* Stated problem *
Count the lines containing "States" in the entries underneath, and state that count without anything else.

* Input material *
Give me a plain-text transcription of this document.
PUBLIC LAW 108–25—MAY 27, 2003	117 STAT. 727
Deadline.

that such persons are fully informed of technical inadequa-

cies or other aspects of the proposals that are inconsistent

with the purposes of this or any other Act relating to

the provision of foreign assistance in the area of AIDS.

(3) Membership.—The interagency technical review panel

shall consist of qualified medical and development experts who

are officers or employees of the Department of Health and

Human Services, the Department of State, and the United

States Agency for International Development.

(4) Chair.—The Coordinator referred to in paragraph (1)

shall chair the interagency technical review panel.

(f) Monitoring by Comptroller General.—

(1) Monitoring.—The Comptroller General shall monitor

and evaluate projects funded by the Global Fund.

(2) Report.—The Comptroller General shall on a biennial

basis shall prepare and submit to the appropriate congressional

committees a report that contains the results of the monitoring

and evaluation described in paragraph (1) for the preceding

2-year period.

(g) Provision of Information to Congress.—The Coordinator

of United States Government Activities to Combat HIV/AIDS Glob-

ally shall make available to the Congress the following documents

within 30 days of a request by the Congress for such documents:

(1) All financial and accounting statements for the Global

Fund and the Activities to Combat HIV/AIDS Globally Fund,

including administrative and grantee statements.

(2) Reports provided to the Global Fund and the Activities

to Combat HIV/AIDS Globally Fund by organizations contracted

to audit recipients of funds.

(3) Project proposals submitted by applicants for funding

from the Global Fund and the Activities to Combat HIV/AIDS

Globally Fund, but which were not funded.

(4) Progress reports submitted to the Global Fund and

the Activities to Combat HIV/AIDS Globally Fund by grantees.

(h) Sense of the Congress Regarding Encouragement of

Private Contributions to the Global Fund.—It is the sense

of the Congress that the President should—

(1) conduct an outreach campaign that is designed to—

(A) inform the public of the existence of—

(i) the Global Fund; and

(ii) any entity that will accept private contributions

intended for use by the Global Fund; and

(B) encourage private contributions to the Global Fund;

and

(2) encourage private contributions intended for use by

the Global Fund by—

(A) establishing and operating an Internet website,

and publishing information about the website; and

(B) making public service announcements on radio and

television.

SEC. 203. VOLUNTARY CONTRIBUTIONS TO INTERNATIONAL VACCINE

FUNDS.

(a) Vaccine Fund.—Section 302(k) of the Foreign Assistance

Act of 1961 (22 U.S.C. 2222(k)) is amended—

* Expected answer *
2